* Begin Dataset content *

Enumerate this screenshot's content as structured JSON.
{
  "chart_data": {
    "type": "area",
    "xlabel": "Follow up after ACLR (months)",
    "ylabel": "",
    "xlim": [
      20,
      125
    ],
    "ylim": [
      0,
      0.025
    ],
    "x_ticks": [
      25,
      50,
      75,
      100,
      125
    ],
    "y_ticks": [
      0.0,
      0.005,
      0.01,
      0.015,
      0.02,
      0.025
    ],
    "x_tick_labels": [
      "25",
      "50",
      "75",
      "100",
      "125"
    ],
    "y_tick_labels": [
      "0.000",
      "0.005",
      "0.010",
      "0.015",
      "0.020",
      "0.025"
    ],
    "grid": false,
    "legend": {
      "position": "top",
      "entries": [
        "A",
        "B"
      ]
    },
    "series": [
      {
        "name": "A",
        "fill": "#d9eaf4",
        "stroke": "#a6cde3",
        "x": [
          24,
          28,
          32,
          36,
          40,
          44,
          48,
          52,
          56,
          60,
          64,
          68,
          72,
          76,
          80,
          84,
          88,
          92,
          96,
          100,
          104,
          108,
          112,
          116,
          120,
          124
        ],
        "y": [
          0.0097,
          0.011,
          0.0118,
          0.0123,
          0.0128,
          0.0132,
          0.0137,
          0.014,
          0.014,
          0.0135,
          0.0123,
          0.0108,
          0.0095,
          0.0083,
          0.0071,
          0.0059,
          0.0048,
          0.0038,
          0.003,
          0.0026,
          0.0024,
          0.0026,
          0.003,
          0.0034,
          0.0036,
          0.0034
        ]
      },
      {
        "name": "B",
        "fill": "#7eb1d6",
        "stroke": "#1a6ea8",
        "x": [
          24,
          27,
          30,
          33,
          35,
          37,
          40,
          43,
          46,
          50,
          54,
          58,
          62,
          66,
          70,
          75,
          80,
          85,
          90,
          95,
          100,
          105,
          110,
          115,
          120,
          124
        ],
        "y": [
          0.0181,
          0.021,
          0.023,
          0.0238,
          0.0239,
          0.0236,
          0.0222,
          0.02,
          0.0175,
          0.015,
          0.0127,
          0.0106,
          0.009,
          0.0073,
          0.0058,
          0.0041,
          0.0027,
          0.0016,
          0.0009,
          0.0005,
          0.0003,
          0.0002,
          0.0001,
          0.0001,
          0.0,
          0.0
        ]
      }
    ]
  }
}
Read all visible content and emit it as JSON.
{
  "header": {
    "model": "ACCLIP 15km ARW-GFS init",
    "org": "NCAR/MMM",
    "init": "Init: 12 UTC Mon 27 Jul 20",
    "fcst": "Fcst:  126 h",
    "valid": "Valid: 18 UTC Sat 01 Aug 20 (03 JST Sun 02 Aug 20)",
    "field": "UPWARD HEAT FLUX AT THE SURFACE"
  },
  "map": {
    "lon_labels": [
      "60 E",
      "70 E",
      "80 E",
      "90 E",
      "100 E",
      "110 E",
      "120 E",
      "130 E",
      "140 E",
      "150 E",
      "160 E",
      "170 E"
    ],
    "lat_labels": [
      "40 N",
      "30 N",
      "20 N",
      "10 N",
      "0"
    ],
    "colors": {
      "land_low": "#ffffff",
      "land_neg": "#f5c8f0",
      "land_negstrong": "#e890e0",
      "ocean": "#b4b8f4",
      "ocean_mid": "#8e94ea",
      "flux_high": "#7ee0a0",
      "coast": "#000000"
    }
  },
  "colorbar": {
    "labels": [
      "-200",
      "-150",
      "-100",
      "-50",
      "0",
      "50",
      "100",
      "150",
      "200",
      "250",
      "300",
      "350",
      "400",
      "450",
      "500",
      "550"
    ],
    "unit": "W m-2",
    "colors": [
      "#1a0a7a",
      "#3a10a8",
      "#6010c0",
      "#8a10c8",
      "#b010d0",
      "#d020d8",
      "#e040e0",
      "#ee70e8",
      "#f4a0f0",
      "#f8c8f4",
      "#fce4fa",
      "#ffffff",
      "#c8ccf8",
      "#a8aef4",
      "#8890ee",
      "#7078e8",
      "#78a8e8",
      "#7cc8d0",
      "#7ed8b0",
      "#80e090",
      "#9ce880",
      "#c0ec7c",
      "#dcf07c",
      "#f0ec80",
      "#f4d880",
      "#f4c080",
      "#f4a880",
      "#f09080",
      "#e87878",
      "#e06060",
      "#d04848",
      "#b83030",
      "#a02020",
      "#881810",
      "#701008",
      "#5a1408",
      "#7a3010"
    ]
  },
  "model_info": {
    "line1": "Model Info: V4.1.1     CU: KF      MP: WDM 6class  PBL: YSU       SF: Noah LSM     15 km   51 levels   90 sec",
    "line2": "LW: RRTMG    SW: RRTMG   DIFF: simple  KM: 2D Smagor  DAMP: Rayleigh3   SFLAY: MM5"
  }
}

* End Dataset content *

#### Goal of the exercise:
Return the entries in full, keeping every line exactly as it is.

#### Output of the exercise:
Enumerate this screenshot's content as structured JSON.
{
  "chart_data": {
    "type": "area",
    "xlabel": "Follow up after ACLR (months)",
    "ylabel": "",
    "xlim": [
      20,
      125
    ],
    "ylim": [
      0,
      0.025
    ],
    "x_ticks": [
      25,
      50,
      75,
      100,
      125
    ],
    "y_ticks": [
      0.0,
      0.005,
      0.01,
      0.015,
      0.02,
      0.025
    ],
    "x_tick_labels": [
      "25",
      "50",
      "75",
      "100",
      "125"
    ],
    "y_tick_labels": [
      "0.000",
      "0.005",
      "0.010",
      "0.015",
      "0.020",
      "0.025"
    ],
    "grid": false,
    "legend": {
      "position": "top",
      "entries": [
        "A",
        "B"
      ]
    },
    "series": [
      {
        "name": "A",
        "fill": "#d9eaf4",
        "stroke": "#a6cde3",
        "x": [
          24,
          28,
          32,
          36,
          40,
          44,
          48,
          52,
          56,
          60,
          64,
          68,
          72,
          76,
          80,
          84,
          88,
          92,
          96,
          100,
          104,
          108,
          112,
          116,
          120,
          124
        ],
        "y": [
          0.0097,
          0.011,
          0.0118,
          0.0123,
          0.0128,
          0.0132,
          0.0137,
          0.014,
          0.014,
          0.0135,
          0.0123,
          0.0108,
          0.0095,
          0.0083,
          0.0071,
          0.0059,
          0.0048,
          0.0038,
          0.003,
          0.0026,
          0.0024,
          0.0026,
          0.003,
          0.0034,
          0.0036,
          0.0034
        ]
      },
      {
        "name": "B",
        "fill": "#7eb1d6",
        "stroke": "#1a6ea8",
        "x": [
          24,
          27,
          30,
          33,
          35,
          37,
          40,
          43,
          46,
          50,
          54,
          58,
          62,
          66,
          70,
          75,
          80,
          85,
          90,
          95,
          100,
          105,
          110,
          115,
          120,
          124
        ],
        "y": [
          0.0181,
          0.021,
          0.023,
          0.0238,
          0.0239,
          0.0236,
          0.0222,
          0.02,
          0.0175,
          0.015,
          0.0127,
          0.0106,
          0.009,
          0.0073,
          0.0058,
          0.0041,
          0.0027,
          0.0016,
          0.0009,
          0.0005,
          0.0003,
          0.0002,
          0.0001,
          0.0001,
          0.0,
          0.0
        ]
      }
    ]
  }
}
Read all visible content and emit it as JSON.
{
  "header": {
    "model": "ACCLIP 15km ARW-GFS init",
    "org": "NCAR/MMM",
    "init": "Init: 12 UTC Mon 27 Jul 20",
    "fcst": "Fcst:  126 h",
    "valid": "Valid: 18 UTC Sat 01 Aug 20 (03 JST Sun 02 Aug 20)",
    "field": "UPWARD HEAT FLUX AT THE SURFACE"
  },
  "map": {
    "lon_labels": [
      "60 E",
      "70 E",
      "80 E",
      "90 E",
      "100 E",
      "110 E",
      "120 E",
      "130 E",
      "140 E",
      "150 E",
      "160 E",
      "170 E"
    ],
    "lat_labels": [
      "40 N",
      "30 N",
      "20 N",
      "10 N",
      "0"
    ],
    "colors": {
      "land_low": "#ffffff",
      "land_neg": "#f5c8f0",
      "land_negstrong": "#e890e0",
      "ocean": "#b4b8f4",
      "ocean_mid": "#8e94ea",
      "flux_high": "#7ee0a0",
      "coast": "#000000"
    }
  },
  "colorbar": {
    "labels": [
      "-200",
      "-150",
      "-100",
      "-50",
      "0",
      "50",
      "100",
      "150",
      "200",
      "250",
      "300",
      "350",
      "400",
      "450",
      "500",
      "550"
    ],
    "unit": "W m-2",
    "colors": [
      "#1a0a7a",
      "#3a10a8",
      "#6010c0",
      "#8a10c8",
      "#b010d0",
      "#d020d8",
      "#e040e0",
      "#ee70e8",
      "#f4a0f0",
      "#f8c8f4",
      "#fce4fa",
      "#ffffff",
      "#c8ccf8",
      "#a8aef4",
      "#8890ee",
      "#7078e8",
      "#78a8e8",
      "#7cc8d0",
      "#7ed8b0",
      "#80e090",
      "#9ce880",
      "#c0ec7c",
      "#dcf07c",
      "#f0ec80",
      "#f4d880",
      "#f4c080",
      "#f4a880",
      "#f09080",
      "#e87878",
      "#e06060",
      "#d04848",
      "#b83030",
      "#a02020",
      "#881810",
      "#701008",
      "#5a1408",
      "#7a3010"
    ]
  },
  "model_info": {
    "line1": "Model Info: V4.1.1     CU: KF      MP: WDM 6class  PBL: YSU       SF: Noah LSM     15 km   51 levels   90 sec",
    "line2": "LW: RRTMG    SW: RRTMG   DIFF: simple  KM: 2D Smagor  DAMP: Rayleigh3   SFLAY: MM5"
  }
}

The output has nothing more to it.